** Start **
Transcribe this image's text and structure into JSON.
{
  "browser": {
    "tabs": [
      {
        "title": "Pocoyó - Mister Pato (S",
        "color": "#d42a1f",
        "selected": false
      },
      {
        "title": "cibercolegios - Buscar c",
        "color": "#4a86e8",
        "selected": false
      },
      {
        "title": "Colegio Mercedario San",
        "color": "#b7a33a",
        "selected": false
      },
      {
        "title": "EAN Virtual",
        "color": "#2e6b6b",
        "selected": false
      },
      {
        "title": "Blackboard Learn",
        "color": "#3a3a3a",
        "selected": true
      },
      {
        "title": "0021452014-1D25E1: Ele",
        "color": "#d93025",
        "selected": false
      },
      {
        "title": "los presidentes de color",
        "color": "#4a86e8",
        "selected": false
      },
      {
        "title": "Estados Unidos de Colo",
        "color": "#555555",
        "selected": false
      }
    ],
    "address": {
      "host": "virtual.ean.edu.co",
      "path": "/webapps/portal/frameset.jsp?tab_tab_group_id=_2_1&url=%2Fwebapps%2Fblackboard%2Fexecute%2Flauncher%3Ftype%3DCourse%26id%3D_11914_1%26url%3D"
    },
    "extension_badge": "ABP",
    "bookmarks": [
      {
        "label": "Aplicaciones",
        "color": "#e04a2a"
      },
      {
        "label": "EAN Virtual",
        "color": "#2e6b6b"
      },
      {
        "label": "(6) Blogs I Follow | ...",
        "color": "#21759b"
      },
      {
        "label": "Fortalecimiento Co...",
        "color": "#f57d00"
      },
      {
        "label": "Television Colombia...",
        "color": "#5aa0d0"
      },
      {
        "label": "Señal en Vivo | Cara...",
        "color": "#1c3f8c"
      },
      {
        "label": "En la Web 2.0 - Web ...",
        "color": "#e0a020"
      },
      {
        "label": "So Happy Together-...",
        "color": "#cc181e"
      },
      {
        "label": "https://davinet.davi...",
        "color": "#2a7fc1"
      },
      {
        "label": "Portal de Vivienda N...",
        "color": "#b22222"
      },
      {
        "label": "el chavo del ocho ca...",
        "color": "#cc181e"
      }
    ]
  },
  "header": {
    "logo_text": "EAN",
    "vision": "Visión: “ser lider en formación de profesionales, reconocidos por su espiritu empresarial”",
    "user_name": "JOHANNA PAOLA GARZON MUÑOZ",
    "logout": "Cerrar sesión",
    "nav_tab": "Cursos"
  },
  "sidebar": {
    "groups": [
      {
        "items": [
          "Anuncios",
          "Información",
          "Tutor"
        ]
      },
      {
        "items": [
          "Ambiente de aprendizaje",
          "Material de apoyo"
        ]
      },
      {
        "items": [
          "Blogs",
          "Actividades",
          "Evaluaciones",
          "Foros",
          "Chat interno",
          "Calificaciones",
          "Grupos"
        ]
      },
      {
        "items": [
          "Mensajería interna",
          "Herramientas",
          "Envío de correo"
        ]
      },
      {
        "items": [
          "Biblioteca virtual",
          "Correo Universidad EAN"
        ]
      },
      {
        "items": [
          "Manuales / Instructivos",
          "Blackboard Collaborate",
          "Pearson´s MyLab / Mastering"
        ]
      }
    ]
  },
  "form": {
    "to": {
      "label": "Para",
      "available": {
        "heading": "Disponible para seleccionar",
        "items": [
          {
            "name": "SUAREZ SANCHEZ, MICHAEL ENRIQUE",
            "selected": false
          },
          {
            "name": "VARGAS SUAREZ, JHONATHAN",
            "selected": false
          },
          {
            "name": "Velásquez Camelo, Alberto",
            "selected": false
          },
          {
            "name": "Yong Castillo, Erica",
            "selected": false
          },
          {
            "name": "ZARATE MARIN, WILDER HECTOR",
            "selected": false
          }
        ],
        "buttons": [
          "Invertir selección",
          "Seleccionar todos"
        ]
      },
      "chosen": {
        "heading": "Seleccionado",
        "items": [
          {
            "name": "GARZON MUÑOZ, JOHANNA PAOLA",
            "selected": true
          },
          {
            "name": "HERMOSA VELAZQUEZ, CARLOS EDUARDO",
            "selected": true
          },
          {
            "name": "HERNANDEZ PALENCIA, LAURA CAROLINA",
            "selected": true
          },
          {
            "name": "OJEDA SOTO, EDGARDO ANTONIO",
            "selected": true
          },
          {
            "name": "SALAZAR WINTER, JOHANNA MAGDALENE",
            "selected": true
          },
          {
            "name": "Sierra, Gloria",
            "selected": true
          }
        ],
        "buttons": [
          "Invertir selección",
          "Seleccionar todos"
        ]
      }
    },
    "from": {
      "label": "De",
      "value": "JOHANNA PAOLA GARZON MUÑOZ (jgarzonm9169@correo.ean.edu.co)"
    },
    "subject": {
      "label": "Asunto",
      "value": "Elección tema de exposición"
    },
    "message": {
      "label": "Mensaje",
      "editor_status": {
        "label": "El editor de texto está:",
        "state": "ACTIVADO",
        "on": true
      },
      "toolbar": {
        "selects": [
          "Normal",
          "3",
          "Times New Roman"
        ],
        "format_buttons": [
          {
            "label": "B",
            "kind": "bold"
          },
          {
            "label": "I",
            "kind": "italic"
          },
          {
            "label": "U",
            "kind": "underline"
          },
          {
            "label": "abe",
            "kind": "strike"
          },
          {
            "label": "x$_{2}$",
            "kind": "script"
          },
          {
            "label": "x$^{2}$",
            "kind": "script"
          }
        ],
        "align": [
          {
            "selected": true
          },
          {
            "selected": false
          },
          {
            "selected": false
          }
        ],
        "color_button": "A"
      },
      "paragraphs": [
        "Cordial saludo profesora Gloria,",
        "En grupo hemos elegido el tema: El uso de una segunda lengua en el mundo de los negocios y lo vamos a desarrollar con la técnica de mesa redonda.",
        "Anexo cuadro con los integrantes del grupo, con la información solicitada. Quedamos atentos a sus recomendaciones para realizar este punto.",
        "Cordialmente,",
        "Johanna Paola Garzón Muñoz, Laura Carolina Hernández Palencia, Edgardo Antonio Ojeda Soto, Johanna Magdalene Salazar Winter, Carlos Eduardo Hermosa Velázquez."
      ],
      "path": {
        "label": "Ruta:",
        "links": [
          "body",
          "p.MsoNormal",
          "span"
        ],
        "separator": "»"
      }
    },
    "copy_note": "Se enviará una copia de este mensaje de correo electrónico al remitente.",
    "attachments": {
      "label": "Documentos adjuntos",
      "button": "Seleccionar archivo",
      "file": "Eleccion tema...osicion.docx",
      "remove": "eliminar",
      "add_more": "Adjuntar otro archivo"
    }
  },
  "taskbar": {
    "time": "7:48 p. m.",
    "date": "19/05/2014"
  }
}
** End **
**Exercise description**. Copy out all of the lines above exactly.

**Written response**.
Transcribe this image's text and structure into JSON.
{
  "browser": {
    "tabs": [
      {
        "title": "Pocoyó - Mister Pato (S",
        "color": "#d42a1f",
        "selected": false
      },
      {
        "title": "cibercolegios - Buscar c",
        "color": "#4a86e8",
        "selected": false
      },
      {
        "title": "Colegio Mercedario San",
        "color": "#b7a33a",
        "selected": false
      },
      {
        "title": "EAN Virtual",
        "color": "#2e6b6b",
        "selected": false
      },
      {
        "title": "Blackboard Learn",
        "color": "#3a3a3a",
        "selected": true
      },
      {
        "title": "0021452014-1D25E1: Ele",
        "color": "#d93025",
        "selected": false
      },
      {
        "title": "los presidentes de color",
        "color": "#4a86e8",
        "selected": false
      },
      {
        "title": "Estados Unidos de Colo",
        "color": "#555555",
        "selected": false
      }
    ],
    "address": {
      "host": "virtual.ean.edu.co",
      "path": "/webapps/portal/frameset.jsp?tab_tab_group_id=_2_1&url=%2Fwebapps%2Fblackboard%2Fexecute%2Flauncher%3Ftype%3DCourse%26id%3D_11914_1%26url%3D"
    },
    "extension_badge": "ABP",
    "bookmarks": [
      {
        "label": "Aplicaciones",
        "color": "#e04a2a"
      },
      {
        "label": "EAN Virtual",
        "color": "#2e6b6b"
      },
      {
        "label": "(6) Blogs I Follow | ...",
        "color": "#21759b"
      },
      {
        "label": "Fortalecimiento Co...",
        "color": "#f57d00"
      },
      {
        "label": "Television Colombia...",
        "color": "#5aa0d0"
      },
      {
        "label": "Señal en Vivo | Cara...",
        "color": "#1c3f8c"
      },
      {
        "label": "En la Web 2.0 - Web ...",
        "color": "#e0a020"
      },
      {
        "label": "So Happy Together-...",
        "color": "#cc181e"
      },
      {
        "label": "https://davinet.davi...",
        "color": "#2a7fc1"
      },
      {
        "label": "Portal de Vivienda N...",
        "color": "#b22222"
      },
      {
        "label": "el chavo del ocho ca...",
        "color": "#cc181e"
      }
    ]
  },
  "header": {
    "logo_text": "EAN",
    "vision": "Visión: “ser lider en formación de profesionales, reconocidos por su espiritu empresarial”",
    "user_name": "JOHANNA PAOLA GARZON MUÑOZ",
    "logout": "Cerrar sesión",
    "nav_tab": "Cursos"
  },
  "sidebar": {
    "groups": [
      {
        "items": [
          "Anuncios",
          "Información",
          "Tutor"
        ]
      },
      {
        "items": [
          "Ambiente de aprendizaje",
          "Material de apoyo"
        ]
      },
      {
        "items": [
          "Blogs",
          "Actividades",
          "Evaluaciones",
          "Foros",
          "Chat interno",
          "Calificaciones",
          "Grupos"
        ]
      },
      {
        "items": [
          "Mensajería interna",
          "Herramientas",
          "Envío de correo"
        ]
      },
      {
        "items": [
          "Biblioteca virtual",
          "Correo Universidad EAN"
        ]
      },
      {
        "items": [
          "Manuales / Instructivos",
          "Blackboard Collaborate",
          "Pearson´s MyLab / Mastering"
        ]
      }
    ]
  },
  "form": {
    "to": {
      "label": "Para",
      "available": {
        "heading": "Disponible para seleccionar",
        "items": [
          {
            "name": "SUAREZ SANCHEZ, MICHAEL ENRIQUE",
            "selected": false
          },
          {
            "name": "VARGAS SUAREZ, JHONATHAN",
            "selected": false
          },
          {
            "name": "Velásquez Camelo, Alberto",
            "selected": false
          },
          {
            "name": "Yong Castillo, Erica",
            "selected": false
          },
          {
            "name": "ZARATE MARIN, WILDER HECTOR",
            "selected": false
          }
        ],
        "buttons": [
          "Invertir selección",
          "Seleccionar todos"
        ]
      },
      "chosen": {
        "heading": "Seleccionado",
        "items": [
          {
            "name": "GARZON MUÑOZ, JOHANNA PAOLA",
            "selected": true
          },
          {
            "name": "HERMOSA VELAZQUEZ, CARLOS EDUARDO",
            "selected": true
          },
          {
            "name": "HERNANDEZ PALENCIA, LAURA CAROLINA",
            "selected": true
          },
          {
            "name": "OJEDA SOTO, EDGARDO ANTONIO",
            "selected": true
          },
          {
            "name": "SALAZAR WINTER, JOHANNA MAGDALENE",
            "selected": true
          },
          {
            "name": "Sierra, Gloria",
            "selected": true
          }
        ],
        "buttons": [
          "Invertir selección",
          "Seleccionar todos"
        ]
      }
    },
    "from": {
      "label": "De",
      "value": "JOHANNA PAOLA GARZON MUÑOZ (jgarzonm9169@correo.ean.edu.co)"
    },
    "subject": {
      "label": "Asunto",
      "value": "Elección tema de exposición"
    },
    "message": {
      "label": "Mensaje",
      "editor_status": {
        "label": "El editor de texto está:",
        "state": "ACTIVADO",
        "on": true
      },
      "toolbar": {
        "selects": [
          "Normal",
          "3",
          "Times New Roman"
        ],
        "format_buttons": [
          {
            "label": "B",
            "kind": "bold"
          },
          {
            "label": "I",
            "kind": "italic"
          },
          {
            "label": "U",
            "kind": "underline"
          },
          {
            "label": "abe",
            "kind": "strike"
          },
          {
            "label": "x$_{2}$",
            "kind": "script"
          },
          {
            "label": "x$^{2}$",
            "kind": "script"
          }
        ],
        "align": [
          {
            "selected": true
          },
          {
            "selected": false
          },
          {
            "selected": false
          }
        ],
        "color_button": "A"
      },
      "paragraphs": [
        "Cordial saludo profesora Gloria,",
        "En grupo hemos elegido el tema: El uso de una segunda lengua en el mundo de los negocios y lo vamos a desarrollar con la técnica de mesa redonda.",
        "Anexo cuadro con los integrantes del grupo, con la información solicitada. Quedamos atentos a sus recomendaciones para realizar este punto.",
        "Cordialmente,",
        "Johanna Paola Garzón Muñoz, Laura Carolina Hernández Palencia, Edgardo Antonio Ojeda Soto, Johanna Magdalene Salazar Winter, Carlos Eduardo Hermosa Velázquez."
      ],
      "path": {
        "label": "Ruta:",
        "links": [
          "body",
          "p.MsoNormal",
          "span"
        ],
        "separator": "»"
      }
    },
    "copy_note": "Se enviará una copia de este mensaje de correo electrónico al remitente.",
    "attachments": {
      "label": "Documentos adjuntos",
      "button": "Seleccionar archivo",
      "file": "Eleccion tema...osicion.docx",
      "remove": "eliminar",
      "add_more": "Adjuntar otro archivo"
    }
  },
  "taskbar": {
    "time": "7:48 p. m.",
    "date": "19/05/2014"
  }
}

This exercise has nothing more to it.